◆ LISTED ENTRIES
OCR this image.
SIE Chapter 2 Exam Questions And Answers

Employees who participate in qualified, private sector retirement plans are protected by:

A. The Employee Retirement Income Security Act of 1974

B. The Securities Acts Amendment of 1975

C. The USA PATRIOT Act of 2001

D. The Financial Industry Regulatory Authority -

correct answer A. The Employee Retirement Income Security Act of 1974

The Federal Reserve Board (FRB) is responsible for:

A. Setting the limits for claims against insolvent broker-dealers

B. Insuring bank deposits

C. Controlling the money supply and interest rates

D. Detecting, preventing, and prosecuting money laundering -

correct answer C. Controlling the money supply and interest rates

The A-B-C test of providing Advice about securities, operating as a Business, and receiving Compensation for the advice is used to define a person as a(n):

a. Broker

---

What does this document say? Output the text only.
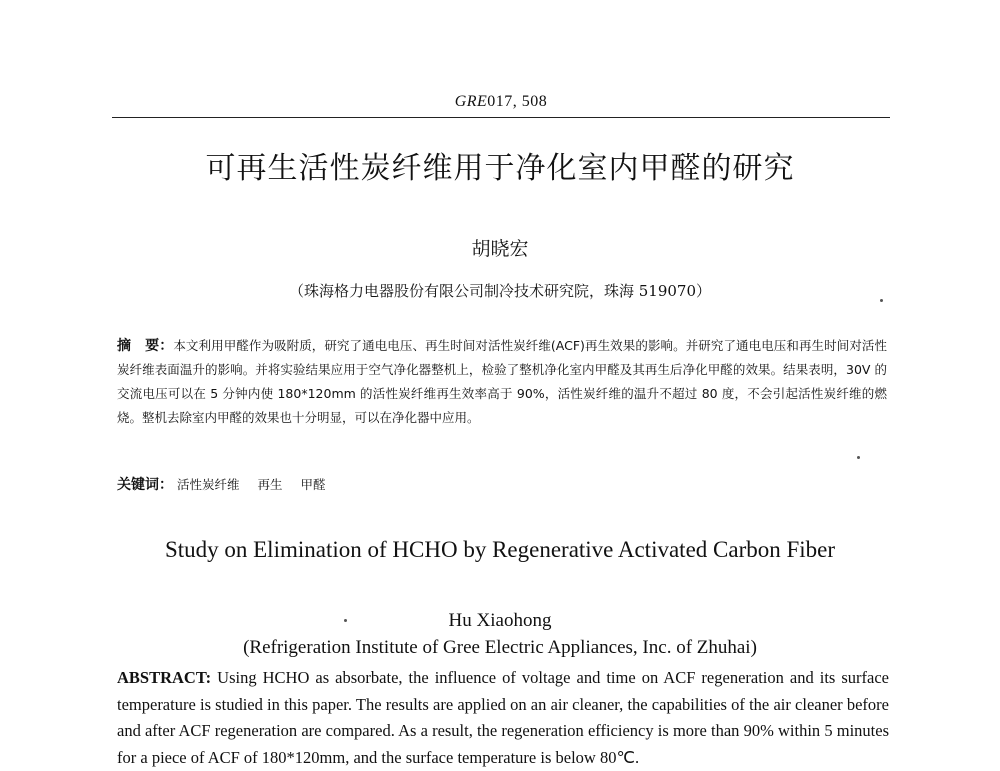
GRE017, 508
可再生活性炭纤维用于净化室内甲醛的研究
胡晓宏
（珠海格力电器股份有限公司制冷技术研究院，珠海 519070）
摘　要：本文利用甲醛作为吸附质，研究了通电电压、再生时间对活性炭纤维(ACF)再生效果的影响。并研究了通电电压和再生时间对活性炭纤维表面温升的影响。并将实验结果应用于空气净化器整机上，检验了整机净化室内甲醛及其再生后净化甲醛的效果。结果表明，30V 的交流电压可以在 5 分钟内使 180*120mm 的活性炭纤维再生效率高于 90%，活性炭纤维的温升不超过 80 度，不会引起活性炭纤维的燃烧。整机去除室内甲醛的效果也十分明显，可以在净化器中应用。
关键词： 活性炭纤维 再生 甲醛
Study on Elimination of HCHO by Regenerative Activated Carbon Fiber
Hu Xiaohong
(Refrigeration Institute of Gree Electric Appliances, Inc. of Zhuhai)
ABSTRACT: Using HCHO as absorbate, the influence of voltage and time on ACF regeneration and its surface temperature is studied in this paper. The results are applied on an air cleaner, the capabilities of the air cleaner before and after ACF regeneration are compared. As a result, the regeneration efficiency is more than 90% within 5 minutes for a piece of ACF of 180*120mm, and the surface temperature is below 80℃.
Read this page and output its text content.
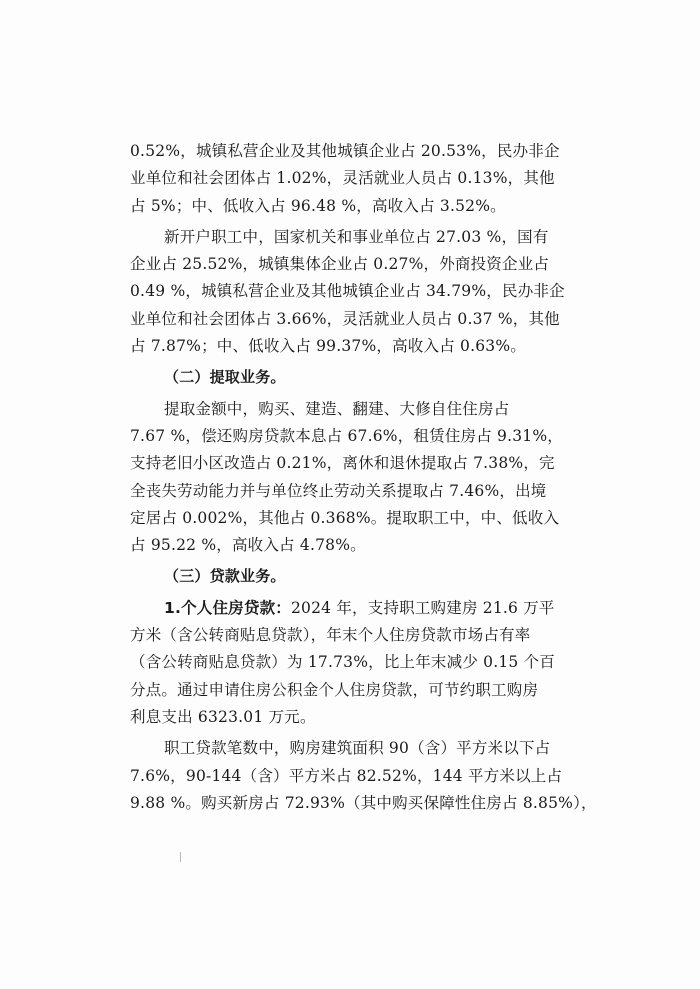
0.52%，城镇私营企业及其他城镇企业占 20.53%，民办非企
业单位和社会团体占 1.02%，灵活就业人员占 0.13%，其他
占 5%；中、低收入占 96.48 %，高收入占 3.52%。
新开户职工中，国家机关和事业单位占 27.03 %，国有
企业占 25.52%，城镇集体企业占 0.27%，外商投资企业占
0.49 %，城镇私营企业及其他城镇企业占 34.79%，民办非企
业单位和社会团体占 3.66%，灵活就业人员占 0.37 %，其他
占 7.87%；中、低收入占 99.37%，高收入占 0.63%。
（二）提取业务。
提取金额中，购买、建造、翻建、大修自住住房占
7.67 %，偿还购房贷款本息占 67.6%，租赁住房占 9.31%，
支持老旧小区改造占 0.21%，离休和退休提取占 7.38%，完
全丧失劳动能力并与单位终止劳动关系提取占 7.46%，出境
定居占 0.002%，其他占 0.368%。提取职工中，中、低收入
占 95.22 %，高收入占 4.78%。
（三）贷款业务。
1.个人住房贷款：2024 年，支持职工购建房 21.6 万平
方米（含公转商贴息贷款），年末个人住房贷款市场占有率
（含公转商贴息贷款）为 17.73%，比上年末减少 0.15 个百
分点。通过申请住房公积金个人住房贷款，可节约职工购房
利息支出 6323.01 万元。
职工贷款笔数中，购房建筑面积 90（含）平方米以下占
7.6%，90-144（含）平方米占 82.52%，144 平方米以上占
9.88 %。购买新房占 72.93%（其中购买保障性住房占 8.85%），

◆ GOAL
Select all lines with the word "高收入占" from the entries above.

◆ COMPLETED TASK
占 5%；中、低收入占 96.48 %，高收入占 3.52%。
占 7.87%；中、低收入占 99.37%，高收入占 0.63%。
占 95.22 %，高收入占 4.78%。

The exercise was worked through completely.